> **EXERCISE OBJECTIVE**: Give all of the lines again exactly as they read.

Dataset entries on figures
========================================

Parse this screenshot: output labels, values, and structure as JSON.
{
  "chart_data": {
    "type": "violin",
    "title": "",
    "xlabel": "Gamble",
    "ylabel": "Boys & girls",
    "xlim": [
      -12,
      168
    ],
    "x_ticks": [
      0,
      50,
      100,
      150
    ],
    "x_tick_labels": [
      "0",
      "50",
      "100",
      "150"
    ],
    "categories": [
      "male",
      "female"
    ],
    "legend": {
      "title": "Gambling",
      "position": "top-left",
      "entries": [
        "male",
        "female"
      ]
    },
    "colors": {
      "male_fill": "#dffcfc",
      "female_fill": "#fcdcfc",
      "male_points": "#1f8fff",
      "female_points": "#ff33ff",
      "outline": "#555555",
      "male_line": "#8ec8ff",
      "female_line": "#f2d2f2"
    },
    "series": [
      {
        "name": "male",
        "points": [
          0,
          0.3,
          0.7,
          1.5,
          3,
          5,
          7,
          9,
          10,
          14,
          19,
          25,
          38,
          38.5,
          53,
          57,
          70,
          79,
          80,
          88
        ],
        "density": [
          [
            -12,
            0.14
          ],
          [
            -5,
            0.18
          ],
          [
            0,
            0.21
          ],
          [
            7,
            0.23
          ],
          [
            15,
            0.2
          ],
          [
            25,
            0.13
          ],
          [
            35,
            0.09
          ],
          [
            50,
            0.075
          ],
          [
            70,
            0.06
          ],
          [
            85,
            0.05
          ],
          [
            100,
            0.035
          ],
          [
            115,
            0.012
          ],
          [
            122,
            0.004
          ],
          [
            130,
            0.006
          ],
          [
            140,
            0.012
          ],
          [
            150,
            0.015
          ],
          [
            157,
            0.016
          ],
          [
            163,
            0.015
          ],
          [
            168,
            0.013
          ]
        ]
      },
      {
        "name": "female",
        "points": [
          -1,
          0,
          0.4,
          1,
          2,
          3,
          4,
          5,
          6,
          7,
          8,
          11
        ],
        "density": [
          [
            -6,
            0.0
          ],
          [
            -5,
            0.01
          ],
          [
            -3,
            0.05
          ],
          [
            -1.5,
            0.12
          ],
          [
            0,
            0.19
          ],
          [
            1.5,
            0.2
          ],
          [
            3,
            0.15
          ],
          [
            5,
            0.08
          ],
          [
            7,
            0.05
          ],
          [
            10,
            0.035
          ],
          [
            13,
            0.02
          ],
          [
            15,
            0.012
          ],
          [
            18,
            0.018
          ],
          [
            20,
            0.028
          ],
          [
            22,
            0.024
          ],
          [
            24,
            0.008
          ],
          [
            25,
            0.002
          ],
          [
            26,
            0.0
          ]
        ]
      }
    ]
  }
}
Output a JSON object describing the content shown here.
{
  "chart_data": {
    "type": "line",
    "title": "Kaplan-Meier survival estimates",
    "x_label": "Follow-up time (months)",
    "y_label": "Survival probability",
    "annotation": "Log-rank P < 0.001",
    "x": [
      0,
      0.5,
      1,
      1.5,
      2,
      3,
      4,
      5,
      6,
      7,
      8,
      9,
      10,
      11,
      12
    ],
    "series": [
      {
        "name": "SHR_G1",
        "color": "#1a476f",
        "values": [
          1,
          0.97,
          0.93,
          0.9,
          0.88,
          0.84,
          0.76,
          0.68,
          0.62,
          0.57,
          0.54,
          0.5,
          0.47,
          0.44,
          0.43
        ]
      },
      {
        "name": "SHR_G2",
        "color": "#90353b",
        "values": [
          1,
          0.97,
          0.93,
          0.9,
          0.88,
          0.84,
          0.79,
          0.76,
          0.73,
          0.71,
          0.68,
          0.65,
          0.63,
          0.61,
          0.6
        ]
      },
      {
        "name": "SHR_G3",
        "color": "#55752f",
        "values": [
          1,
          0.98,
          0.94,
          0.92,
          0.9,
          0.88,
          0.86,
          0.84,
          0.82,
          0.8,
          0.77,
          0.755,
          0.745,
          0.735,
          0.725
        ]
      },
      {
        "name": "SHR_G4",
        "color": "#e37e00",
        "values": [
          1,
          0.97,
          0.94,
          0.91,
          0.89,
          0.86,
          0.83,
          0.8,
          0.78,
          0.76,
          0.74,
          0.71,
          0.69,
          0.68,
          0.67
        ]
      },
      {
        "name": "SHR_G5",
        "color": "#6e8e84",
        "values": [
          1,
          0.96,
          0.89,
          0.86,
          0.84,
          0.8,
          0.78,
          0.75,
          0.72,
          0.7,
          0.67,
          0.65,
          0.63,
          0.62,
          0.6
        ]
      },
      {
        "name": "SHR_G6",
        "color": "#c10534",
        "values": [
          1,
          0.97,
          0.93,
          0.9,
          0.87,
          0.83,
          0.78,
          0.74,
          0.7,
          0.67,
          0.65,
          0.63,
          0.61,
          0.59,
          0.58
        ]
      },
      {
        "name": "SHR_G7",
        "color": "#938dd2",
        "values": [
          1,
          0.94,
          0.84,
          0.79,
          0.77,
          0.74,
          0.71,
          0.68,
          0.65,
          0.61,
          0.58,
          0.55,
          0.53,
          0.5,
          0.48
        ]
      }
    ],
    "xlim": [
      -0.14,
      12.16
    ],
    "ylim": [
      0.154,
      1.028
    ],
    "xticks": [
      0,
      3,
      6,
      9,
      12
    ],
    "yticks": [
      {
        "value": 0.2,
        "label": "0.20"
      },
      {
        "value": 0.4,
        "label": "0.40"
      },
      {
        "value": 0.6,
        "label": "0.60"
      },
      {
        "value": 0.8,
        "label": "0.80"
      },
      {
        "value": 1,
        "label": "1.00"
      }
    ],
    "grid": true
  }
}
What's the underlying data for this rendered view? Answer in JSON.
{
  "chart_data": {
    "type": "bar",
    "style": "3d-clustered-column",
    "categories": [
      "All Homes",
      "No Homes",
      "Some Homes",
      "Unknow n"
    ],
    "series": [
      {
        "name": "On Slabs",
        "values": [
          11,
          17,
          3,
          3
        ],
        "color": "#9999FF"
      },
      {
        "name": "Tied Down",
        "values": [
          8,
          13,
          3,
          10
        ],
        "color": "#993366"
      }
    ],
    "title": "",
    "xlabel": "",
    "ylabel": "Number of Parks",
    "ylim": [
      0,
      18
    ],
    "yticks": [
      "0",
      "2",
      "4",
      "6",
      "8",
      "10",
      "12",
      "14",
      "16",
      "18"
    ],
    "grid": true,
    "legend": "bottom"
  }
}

========================================

> **OUTPUT OF THE EXERCISE**:
Parse this screenshot: output labels, values, and structure as JSON.
{
  "chart_data": {
    "type": "violin",
    "title": "",
    "xlabel": "Gamble",
    "ylabel": "Boys & girls",
    "xlim": [
      -12,
      168
    ],
    "x_ticks": [
      0,
      50,
      100,
      150
    ],
    "x_tick_labels": [
      "0",
      "50",
      "100",
      "150"
    ],
    "categories": [
      "male",
      "female"
    ],
    "legend": {
      "title": "Gambling",
      "position": "top-left",
      "entries": [
        "male",
        "female"
      ]
    },
    "colors": {
      "male_fill": "#dffcfc",
      "female_fill": "#fcdcfc",
      "male_points": "#1f8fff",
      "female_points": "#ff33ff",
      "outline": "#555555",
      "male_line": "#8ec8ff",
      "female_line": "#f2d2f2"
    },
    "series": [
      {
        "name": "male",
        "points": [
          0,
          0.3,
          0.7,
          1.5,
          3,
          5,
          7,
          9,
          10,
          14,
          19,
          25,
          38,
          38.5,
          53,
          57,
          70,
          79,
          80,
          88
        ],
        "density": [
          [
            -12,
            0.14
          ],
          [
            -5,
            0.18
          ],
          [
            0,
            0.21
          ],
          [
            7,
            0.23
          ],
          [
            15,
            0.2
          ],
          [
            25,
            0.13
          ],
          [
            35,
            0.09
          ],
          [
            50,
            0.075
          ],
          [
            70,
            0.06
          ],
          [
            85,
            0.05
          ],
          [
            100,
            0.035
          ],
          [
            115,
            0.012
          ],
          [
            122,
            0.004
          ],
          [
            130,
            0.006
          ],
          [
            140,
            0.012
          ],
          [
            150,
            0.015
          ],
          [
            157,
            0.016
          ],
          [
            163,
            0.015
          ],
          [
            168,
            0.013
          ]
        ]
      },
      {
        "name": "female",
        "points": [
          -1,
          0,
          0.4,
          1,
          2,
          3,
          4,
          5,
          6,
          7,
          8,
          11
        ],
        "density": [
          [
            -6,
            0.0
          ],
          [
            -5,
            0.01
          ],
          [
            -3,
            0.05
          ],
          [
            -1.5,
            0.12
          ],
          [
            0,
            0.19
          ],
          [
            1.5,
            0.2
          ],
          [
            3,
            0.15
          ],
          [
            5,
            0.08
          ],
          [
            7,
            0.05
          ],
          [
            10,
            0.035
          ],
          [
            13,
            0.02
          ],
          [
            15,
            0.012
          ],
          [
            18,
            0.018
          ],
          [
            20,
            0.028
          ],
          [
            22,
            0.024
          ],
          [
            24,
            0.008
          ],
          [
            25,
            0.002
          ],
          [
            26,
            0.0
          ]
        ]
      }
    ]
  }
}
Output a JSON object describing the content shown here.
{
  "chart_data": {
    "type": "line",
    "title": "Kaplan-Meier survival estimates",
    "x_label": "Follow-up time (months)",
    "y_label": "Survival probability",
    "annotation": "Log-rank P < 0.001",
    "x": [
      0,
      0.5,
      1,
      1.5,
      2,
      3,
      4,
      5,
      6,
      7,
      8,
      9,
      10,
      11,
      12
    ],
    "series": [
      {
        "name": "SHR_G1",
        "color": "#1a476f",
        "values": [
          1,
          0.97,
          0.93,
          0.9,
          0.88,
          0.84,
          0.76,
          0.68,
          0.62,
          0.57,
          0.54,
          0.5,
          0.47,
          0.44,
          0.43
        ]
      },
      {
        "name": "SHR_G2",
        "color": "#90353b",
        "values": [
          1,
          0.97,
          0.93,
          0.9,
          0.88,
          0.84,
          0.79,
          0.76,
          0.73,
          0.71,
          0.68,
          0.65,
          0.63,
          0.61,
          0.6
        ]
      },
      {
        "name": "SHR_G3",
        "color": "#55752f",
        "values": [
          1,
          0.98,
          0.94,
          0.92,
          0.9,
          0.88,
          0.86,
          0.84,
          0.82,
          0.8,
          0.77,
          0.755,
          0.745,
          0.735,
          0.725
        ]
      },
      {
        "name": "SHR_G4",
        "color": "#e37e00",
        "values": [
          1,
          0.97,
          0.94,
          0.91,
          0.89,
          0.86,
          0.83,
          0.8,
          0.78,
          0.76,
          0.74,
          0.71,
          0.69,
          0.68,
          0.67
        ]
      },
      {
        "name": "SHR_G5",
        "color": "#6e8e84",
        "values": [
          1,
          0.96,
          0.89,
          0.86,
          0.84,
          0.8,
          0.78,
          0.75,
          0.72,
          0.7,
          0.67,
          0.65,
          0.63,
          0.62,
          0.6
        ]
      },
      {
        "name": "SHR_G6",
        "color": "#c10534",
        "values": [
          1,
          0.97,
          0.93,
          0.9,
          0.87,
          0.83,
          0.78,
          0.74,
          0.7,
          0.67,
          0.65,
          0.63,
          0.61,
          0.59,
          0.58
        ]
      },
      {
        "name": "SHR_G7",
        "color": "#938dd2",
        "values": [
          1,
          0.94,
          0.84,
          0.79,
          0.77,
          0.74,
          0.71,
          0.68,
          0.65,
          0.61,
          0.58,
          0.55,
          0.53,
          0.5,
          0.48
        ]
      }
    ],
    "xlim": [
      -0.14,
      12.16
    ],
    "ylim": [
      0.154,
      1.028
    ],
    "xticks": [
      0,
      3,
      6,
      9,
      12
    ],
    "yticks": [
      {
        "value": 0.2,
        "label": "0.20"
      },
      {
        "value": 0.4,
        "label": "0.40"
      },
      {
        "value": 0.6,
        "label": "0.60"
      },
      {
        "value": 0.8,
        "label": "0.80"
      },
      {
        "value": 1,
        "label": "1.00"
      }
    ],
    "grid": true
  }
}
What's the underlying data for this rendered view? Answer in JSON.
{
  "chart_data": {
    "type": "bar",
    "style": "3d-clustered-column",
    "categories": [
      "All Homes",
      "No Homes",
      "Some Homes",
      "Unknow n"
    ],
    "series": [
      {
        "name": "On Slabs",
        "values": [
          11,
          17,
          3,
          3
        ],
        "color": "#9999FF"
      },
      {
        "name": "Tied Down",
        "values": [
          8,
          13,
          3,
          10
        ],
        "color": "#993366"
      }
    ],
    "title": "",
    "xlabel": "",
    "ylabel": "Number of Parks",
    "ylim": [
      0,
      18
    ],
    "yticks": [
      "0",
      "2",
      "4",
      "6",
      "8",
      "10",
      "12",
      "14",
      "16",
      "18"
    ],
    "grid": true,
    "legend": "bottom"
  }
}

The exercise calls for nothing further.